* BEGIN *

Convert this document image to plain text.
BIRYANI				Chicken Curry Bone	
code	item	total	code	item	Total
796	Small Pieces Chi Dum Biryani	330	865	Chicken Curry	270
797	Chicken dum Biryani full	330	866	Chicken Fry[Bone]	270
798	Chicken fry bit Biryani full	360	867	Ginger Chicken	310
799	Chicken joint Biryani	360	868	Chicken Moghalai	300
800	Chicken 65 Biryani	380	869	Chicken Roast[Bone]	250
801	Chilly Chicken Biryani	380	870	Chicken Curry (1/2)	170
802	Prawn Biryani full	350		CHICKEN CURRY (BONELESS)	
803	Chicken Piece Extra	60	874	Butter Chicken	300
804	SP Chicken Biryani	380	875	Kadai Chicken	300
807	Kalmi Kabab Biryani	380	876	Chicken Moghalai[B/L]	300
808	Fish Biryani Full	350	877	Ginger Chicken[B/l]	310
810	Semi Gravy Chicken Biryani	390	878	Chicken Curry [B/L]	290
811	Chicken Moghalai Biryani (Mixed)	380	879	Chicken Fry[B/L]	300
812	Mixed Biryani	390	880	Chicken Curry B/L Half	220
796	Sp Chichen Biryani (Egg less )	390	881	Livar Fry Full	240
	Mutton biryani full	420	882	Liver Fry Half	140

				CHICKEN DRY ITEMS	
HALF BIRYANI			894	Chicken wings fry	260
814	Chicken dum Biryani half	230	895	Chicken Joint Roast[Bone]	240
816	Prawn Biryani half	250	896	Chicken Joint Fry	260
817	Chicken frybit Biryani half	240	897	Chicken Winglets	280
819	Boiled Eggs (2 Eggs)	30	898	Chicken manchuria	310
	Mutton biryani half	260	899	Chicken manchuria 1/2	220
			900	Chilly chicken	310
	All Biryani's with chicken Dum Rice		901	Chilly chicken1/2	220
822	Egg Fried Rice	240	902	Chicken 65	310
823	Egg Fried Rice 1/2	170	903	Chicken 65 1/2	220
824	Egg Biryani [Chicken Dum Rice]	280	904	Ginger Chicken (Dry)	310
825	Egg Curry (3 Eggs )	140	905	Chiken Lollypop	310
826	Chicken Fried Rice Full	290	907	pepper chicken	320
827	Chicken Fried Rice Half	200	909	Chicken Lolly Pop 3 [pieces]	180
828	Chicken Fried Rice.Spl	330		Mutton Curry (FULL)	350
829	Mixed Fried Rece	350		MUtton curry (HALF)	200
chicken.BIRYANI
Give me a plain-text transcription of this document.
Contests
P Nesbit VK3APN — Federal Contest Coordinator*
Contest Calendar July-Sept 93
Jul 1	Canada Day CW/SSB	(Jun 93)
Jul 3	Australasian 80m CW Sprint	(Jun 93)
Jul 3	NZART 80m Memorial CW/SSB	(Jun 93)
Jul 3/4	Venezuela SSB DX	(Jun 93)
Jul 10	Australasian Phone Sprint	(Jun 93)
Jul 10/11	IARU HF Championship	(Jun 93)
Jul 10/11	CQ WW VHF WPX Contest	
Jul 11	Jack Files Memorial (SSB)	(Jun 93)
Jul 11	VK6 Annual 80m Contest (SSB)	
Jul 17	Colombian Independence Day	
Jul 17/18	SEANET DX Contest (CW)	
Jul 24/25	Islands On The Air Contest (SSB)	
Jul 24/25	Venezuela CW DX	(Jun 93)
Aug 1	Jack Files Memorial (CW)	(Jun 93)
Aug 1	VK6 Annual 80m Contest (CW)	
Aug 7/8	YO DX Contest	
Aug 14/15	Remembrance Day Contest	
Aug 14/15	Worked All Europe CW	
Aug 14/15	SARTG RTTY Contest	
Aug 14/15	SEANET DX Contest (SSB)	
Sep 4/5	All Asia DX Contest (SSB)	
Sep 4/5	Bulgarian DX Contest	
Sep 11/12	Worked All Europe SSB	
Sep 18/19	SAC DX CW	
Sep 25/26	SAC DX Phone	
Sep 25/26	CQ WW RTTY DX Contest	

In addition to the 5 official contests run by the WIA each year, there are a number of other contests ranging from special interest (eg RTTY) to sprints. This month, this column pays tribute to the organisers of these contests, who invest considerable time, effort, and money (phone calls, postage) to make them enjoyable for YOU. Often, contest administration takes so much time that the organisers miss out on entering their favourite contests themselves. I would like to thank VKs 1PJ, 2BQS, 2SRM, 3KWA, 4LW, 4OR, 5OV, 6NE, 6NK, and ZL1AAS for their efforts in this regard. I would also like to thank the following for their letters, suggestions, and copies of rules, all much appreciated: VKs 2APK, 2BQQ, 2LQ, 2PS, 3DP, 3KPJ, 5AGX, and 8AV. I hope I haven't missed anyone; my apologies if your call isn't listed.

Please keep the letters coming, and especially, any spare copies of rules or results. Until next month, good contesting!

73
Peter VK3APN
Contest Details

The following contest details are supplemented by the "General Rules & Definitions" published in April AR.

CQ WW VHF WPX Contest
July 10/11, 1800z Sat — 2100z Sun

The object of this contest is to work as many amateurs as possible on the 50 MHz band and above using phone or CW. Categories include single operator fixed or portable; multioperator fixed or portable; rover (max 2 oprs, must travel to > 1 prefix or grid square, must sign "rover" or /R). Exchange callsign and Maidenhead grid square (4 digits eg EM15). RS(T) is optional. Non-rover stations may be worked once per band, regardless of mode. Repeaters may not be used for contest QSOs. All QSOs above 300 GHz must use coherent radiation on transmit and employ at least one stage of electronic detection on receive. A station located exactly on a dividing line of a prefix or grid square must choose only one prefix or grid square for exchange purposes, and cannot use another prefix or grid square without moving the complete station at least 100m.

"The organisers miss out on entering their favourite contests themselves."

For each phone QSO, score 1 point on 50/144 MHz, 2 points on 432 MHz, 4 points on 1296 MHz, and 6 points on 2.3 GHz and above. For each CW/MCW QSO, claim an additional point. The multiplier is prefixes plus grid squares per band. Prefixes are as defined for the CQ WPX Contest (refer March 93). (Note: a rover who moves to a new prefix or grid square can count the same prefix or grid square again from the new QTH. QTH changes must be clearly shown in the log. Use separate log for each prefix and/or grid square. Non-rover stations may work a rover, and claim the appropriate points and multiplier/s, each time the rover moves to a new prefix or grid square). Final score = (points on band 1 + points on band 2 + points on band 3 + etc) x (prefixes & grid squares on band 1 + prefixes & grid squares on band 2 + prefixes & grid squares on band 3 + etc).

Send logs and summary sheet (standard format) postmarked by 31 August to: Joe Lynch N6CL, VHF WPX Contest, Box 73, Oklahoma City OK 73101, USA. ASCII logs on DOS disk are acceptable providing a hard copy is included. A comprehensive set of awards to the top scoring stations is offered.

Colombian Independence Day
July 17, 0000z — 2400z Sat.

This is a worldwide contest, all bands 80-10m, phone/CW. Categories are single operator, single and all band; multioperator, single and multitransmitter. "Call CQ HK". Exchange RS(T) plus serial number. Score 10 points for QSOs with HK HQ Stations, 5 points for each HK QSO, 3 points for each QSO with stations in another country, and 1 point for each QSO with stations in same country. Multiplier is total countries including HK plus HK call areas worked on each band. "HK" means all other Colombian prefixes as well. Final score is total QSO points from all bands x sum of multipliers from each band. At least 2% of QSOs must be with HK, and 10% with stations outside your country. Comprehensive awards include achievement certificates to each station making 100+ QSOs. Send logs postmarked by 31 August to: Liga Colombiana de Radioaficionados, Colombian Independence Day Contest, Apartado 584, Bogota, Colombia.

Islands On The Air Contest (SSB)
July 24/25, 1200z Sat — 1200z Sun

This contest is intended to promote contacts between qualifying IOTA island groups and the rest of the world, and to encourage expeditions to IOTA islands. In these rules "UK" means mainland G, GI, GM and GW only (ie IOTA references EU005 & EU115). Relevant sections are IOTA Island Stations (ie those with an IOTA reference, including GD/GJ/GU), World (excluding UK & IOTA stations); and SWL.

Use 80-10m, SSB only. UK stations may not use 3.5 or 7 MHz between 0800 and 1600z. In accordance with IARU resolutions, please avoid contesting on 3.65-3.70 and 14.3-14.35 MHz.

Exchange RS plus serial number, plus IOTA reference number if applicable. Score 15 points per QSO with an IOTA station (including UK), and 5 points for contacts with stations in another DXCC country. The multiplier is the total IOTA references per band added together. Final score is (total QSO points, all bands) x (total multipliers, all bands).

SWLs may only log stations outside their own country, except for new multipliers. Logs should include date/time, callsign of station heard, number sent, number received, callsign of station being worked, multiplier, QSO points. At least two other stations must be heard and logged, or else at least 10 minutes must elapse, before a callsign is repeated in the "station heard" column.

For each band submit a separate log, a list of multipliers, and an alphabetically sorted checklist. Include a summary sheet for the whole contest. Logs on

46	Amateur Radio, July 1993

* END *

What this task involves –
Filter the records for lines holding the string "Venezuela". Copy each one.

In response –
Jul 3/4	Venezuela SSB DX	(Jun 93)
Jul 24/25	Venezuela CW DX	(Jun 93)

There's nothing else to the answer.